● WHAT YOU WILL DO:
Examine the records and identify each line that includes the string "cuenta". Copy those lines.

● INFORMATION PROVIDED:
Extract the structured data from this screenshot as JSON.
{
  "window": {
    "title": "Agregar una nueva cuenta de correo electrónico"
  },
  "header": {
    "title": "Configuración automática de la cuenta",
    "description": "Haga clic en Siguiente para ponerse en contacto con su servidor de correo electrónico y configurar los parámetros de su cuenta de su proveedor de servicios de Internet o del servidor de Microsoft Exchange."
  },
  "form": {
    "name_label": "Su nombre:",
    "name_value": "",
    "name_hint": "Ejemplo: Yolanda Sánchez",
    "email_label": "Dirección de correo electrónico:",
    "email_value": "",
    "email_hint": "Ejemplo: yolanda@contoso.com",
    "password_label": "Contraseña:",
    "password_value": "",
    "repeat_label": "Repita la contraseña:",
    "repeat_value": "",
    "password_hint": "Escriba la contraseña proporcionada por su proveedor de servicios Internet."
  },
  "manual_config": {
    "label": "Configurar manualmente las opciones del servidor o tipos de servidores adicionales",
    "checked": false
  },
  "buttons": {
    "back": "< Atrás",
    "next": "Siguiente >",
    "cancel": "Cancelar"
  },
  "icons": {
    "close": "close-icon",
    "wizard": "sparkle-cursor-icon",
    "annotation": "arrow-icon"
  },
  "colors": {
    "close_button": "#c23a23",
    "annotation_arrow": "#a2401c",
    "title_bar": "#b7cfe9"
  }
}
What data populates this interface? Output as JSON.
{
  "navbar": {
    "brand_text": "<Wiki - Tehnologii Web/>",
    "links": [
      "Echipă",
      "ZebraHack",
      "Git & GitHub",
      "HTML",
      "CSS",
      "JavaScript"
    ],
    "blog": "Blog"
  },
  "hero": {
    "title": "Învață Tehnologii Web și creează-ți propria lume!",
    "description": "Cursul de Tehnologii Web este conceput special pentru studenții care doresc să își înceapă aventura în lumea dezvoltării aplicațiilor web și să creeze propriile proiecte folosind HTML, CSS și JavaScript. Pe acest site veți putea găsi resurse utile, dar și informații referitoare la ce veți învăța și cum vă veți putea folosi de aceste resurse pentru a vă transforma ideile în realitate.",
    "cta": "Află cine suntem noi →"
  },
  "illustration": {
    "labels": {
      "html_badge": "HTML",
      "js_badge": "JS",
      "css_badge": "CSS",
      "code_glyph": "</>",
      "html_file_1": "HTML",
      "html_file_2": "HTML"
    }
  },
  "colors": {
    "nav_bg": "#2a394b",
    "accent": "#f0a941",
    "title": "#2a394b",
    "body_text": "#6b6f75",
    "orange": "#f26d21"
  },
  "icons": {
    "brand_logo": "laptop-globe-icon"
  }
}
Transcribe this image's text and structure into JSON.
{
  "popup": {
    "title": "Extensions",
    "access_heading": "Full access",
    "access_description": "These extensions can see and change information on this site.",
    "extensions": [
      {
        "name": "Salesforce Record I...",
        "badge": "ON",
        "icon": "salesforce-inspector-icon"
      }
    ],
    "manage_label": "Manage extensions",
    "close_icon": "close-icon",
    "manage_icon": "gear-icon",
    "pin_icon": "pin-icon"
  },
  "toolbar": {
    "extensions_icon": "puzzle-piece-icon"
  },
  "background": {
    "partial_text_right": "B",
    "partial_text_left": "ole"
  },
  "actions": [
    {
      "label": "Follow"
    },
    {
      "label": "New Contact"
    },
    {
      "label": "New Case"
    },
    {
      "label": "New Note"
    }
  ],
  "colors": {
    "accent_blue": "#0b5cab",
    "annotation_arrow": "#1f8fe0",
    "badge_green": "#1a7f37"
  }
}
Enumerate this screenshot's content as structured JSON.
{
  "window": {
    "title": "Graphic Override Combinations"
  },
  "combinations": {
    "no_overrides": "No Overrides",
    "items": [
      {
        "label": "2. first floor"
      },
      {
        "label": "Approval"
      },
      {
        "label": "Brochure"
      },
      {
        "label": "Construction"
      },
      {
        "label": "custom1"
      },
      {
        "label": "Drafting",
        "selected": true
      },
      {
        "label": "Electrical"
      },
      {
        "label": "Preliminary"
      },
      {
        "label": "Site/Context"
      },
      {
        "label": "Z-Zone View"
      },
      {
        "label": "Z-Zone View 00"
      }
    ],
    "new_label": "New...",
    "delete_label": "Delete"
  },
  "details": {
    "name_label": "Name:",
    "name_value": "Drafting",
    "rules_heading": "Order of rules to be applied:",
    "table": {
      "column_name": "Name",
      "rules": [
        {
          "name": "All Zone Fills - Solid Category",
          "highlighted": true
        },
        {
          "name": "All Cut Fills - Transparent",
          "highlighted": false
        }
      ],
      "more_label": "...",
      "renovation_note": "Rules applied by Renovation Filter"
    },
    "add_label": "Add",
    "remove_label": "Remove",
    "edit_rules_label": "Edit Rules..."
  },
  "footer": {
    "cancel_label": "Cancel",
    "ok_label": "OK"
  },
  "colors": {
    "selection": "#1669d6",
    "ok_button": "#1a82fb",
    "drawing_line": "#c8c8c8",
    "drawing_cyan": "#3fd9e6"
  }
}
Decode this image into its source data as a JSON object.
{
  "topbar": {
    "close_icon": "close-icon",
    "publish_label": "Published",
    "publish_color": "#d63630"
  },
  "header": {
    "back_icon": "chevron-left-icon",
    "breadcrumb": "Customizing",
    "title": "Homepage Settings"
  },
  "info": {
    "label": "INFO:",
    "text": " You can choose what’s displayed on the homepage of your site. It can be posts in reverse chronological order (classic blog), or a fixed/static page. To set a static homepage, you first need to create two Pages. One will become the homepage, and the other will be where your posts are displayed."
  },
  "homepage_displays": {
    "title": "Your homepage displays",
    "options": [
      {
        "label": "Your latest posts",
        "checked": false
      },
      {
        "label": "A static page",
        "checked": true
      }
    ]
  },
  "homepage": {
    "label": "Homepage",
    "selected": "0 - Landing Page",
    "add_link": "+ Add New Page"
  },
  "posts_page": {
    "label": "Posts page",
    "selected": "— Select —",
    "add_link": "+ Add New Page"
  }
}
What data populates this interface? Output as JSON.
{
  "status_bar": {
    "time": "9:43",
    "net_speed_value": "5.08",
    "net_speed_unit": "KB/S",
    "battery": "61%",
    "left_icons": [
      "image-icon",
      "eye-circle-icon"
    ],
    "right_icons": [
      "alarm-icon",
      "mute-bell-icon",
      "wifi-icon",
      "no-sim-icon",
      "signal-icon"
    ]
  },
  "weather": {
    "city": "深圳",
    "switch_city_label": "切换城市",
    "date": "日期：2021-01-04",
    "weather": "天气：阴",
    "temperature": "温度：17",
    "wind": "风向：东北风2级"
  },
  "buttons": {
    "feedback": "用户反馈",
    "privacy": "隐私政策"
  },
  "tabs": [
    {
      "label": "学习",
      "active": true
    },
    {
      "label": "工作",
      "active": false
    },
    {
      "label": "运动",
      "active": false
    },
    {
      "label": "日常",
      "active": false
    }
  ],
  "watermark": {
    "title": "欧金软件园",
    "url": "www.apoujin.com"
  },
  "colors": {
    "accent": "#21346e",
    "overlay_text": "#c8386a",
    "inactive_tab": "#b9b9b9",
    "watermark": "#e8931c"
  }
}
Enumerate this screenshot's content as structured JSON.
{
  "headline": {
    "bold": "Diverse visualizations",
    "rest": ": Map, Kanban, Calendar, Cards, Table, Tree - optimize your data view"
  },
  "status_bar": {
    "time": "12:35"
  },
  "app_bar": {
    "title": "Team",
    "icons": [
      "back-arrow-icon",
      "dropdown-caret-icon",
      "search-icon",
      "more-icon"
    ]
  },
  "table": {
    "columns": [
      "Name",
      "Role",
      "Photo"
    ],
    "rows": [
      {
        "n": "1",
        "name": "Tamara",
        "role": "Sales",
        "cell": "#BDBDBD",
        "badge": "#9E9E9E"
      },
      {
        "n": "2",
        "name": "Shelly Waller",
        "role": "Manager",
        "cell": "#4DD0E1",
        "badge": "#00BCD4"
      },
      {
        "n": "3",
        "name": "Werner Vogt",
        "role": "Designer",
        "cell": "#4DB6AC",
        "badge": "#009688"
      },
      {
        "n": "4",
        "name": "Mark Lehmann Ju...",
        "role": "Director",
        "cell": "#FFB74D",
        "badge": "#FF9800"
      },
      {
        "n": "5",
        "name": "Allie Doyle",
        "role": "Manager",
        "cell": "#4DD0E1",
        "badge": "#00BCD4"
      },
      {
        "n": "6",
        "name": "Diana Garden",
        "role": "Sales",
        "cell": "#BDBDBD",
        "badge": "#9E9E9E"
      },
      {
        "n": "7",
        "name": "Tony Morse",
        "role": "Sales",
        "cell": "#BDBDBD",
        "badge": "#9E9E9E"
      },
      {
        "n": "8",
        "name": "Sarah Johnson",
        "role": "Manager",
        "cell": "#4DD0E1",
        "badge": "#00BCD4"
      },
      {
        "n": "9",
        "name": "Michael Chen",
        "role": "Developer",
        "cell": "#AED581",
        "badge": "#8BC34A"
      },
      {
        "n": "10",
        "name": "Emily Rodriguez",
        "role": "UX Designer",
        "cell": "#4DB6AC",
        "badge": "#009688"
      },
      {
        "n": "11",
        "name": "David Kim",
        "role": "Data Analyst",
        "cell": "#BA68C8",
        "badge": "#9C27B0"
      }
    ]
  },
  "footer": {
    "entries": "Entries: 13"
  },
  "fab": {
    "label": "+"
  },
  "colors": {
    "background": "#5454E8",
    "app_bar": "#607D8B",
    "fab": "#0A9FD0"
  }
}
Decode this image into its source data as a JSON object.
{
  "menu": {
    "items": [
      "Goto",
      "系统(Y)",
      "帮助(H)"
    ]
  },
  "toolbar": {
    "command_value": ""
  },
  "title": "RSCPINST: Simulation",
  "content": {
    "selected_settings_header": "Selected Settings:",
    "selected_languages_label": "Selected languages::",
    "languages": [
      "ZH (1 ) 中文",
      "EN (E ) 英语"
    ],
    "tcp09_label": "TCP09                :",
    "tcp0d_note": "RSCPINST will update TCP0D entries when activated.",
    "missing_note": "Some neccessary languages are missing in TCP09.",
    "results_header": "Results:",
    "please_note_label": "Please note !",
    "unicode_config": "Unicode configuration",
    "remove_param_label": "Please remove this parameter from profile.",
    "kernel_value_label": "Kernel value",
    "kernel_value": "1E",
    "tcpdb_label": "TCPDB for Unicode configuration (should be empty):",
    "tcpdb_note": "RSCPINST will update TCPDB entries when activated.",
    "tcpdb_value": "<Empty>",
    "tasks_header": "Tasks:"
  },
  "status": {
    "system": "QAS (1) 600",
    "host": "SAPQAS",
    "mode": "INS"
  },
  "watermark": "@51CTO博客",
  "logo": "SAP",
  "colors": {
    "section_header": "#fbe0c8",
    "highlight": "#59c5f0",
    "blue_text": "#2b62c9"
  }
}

● RESPONSE BELOW:
    "title": "Agregar una nueva cuenta de correo electrónico"
    "title": "Configuración automática de la cuenta",
    "description": "Haga clic en Siguiente para ponerse en contacto con su servidor de correo electrónico y configurar los parámetros de su cuenta de su proveedor de servicios de Internet o del servidor de Microsoft Exchange."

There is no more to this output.